# [What you need to do]
Repeat the records verbatim and leave the pictures out of your copy.

Start of Provided data

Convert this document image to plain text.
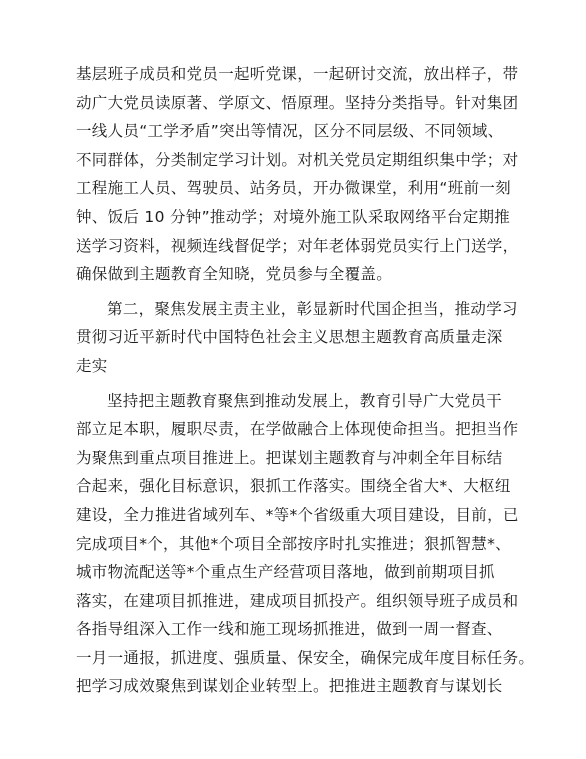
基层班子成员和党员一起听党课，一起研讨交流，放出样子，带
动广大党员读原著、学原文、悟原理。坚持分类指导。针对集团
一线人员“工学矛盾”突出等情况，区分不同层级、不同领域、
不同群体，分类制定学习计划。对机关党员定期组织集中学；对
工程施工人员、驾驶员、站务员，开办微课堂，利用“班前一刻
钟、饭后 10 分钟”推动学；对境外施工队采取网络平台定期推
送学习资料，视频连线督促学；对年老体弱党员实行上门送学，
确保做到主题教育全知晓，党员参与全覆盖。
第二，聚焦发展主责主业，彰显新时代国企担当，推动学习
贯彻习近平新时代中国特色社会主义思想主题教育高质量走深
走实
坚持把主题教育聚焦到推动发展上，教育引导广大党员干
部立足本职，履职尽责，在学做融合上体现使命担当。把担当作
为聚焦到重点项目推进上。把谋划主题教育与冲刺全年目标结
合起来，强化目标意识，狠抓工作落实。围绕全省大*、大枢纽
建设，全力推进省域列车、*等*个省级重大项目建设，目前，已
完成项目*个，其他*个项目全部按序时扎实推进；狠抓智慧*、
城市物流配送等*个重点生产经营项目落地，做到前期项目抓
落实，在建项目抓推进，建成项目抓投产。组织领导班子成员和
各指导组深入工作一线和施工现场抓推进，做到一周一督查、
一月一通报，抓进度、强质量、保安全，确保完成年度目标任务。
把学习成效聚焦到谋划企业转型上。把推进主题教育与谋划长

End of Provided data

# [The output]
Convert this document image to plain text.
基层班子成员和党员一起听党课，一起研讨交流，放出样子，带
动广大党员读原著、学原文、悟原理。坚持分类指导。针对集团
一线人员“工学矛盾”突出等情况，区分不同层级、不同领域、
不同群体，分类制定学习计划。对机关党员定期组织集中学；对
工程施工人员、驾驶员、站务员，开办微课堂，利用“班前一刻
钟、饭后 10 分钟”推动学；对境外施工队采取网络平台定期推
送学习资料，视频连线督促学；对年老体弱党员实行上门送学，
确保做到主题教育全知晓，党员参与全覆盖。
第二，聚焦发展主责主业，彰显新时代国企担当，推动学习
贯彻习近平新时代中国特色社会主义思想主题教育高质量走深
走实
坚持把主题教育聚焦到推动发展上，教育引导广大党员干
部立足本职，履职尽责，在学做融合上体现使命担当。把担当作
为聚焦到重点项目推进上。把谋划主题教育与冲刺全年目标结
合起来，强化目标意识，狠抓工作落实。围绕全省大*、大枢纽
建设，全力推进省域列车、*等*个省级重大项目建设，目前，已
完成项目*个，其他*个项目全部按序时扎实推进；狠抓智慧*、
城市物流配送等*个重点生产经营项目落地，做到前期项目抓
落实，在建项目抓推进，建成项目抓投产。组织领导班子成员和
各指导组深入工作一线和施工现场抓推进，做到一周一督查、
一月一通报，抓进度、强质量、保安全，确保完成年度目标任务。
把学习成效聚焦到谋划企业转型上。把推进主题教育与谋划长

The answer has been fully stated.